> [SHORT PROBLEM]:
Answer with nothing but a number: how many lines include the word "Regressions"?

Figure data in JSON
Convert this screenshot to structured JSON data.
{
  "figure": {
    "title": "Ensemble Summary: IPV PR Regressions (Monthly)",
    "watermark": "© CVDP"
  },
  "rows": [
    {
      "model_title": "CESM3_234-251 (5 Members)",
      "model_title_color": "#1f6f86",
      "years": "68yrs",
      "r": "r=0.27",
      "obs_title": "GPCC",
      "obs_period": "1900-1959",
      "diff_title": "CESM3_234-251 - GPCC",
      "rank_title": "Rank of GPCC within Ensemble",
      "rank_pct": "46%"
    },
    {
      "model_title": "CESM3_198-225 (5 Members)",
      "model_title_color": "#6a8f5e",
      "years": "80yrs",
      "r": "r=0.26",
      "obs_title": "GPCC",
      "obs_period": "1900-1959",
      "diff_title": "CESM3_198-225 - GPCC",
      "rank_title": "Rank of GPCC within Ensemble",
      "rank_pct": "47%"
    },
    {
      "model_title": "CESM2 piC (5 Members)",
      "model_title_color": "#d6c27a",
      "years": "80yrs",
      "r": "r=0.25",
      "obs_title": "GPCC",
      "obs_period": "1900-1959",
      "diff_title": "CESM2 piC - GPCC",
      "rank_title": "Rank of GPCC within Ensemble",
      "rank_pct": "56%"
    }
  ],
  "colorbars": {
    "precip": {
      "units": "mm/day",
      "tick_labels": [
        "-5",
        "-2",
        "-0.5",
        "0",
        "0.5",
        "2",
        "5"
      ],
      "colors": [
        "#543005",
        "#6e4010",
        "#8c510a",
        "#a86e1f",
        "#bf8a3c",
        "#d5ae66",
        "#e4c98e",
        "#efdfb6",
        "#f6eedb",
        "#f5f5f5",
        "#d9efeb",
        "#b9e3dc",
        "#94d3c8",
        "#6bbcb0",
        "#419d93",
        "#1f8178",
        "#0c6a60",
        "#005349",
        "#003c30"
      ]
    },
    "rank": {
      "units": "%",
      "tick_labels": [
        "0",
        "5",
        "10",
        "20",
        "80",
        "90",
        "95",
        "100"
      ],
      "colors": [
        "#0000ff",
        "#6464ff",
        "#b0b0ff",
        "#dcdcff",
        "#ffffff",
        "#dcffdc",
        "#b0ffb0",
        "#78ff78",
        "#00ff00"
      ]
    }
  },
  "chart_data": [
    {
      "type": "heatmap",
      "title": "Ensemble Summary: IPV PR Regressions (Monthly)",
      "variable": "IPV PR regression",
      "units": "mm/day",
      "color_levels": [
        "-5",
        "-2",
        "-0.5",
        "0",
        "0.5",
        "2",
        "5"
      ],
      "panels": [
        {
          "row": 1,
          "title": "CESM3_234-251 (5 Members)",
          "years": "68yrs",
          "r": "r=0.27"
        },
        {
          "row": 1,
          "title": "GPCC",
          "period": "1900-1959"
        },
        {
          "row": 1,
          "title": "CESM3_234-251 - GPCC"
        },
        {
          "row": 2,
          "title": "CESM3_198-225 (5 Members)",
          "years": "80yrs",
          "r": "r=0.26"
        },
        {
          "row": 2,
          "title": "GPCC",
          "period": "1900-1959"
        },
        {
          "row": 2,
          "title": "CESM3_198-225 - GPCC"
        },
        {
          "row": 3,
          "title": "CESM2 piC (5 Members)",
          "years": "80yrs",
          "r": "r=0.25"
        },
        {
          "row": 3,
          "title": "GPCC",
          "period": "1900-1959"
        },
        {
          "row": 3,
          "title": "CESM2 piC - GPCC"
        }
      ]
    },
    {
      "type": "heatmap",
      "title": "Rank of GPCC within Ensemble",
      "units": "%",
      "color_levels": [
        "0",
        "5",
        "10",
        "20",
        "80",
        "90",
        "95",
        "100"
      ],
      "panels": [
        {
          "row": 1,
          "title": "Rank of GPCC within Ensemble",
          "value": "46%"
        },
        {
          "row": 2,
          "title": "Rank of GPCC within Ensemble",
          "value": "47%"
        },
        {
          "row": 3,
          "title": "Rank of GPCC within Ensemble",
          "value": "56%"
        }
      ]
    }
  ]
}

> [FULL ANSWER]:
2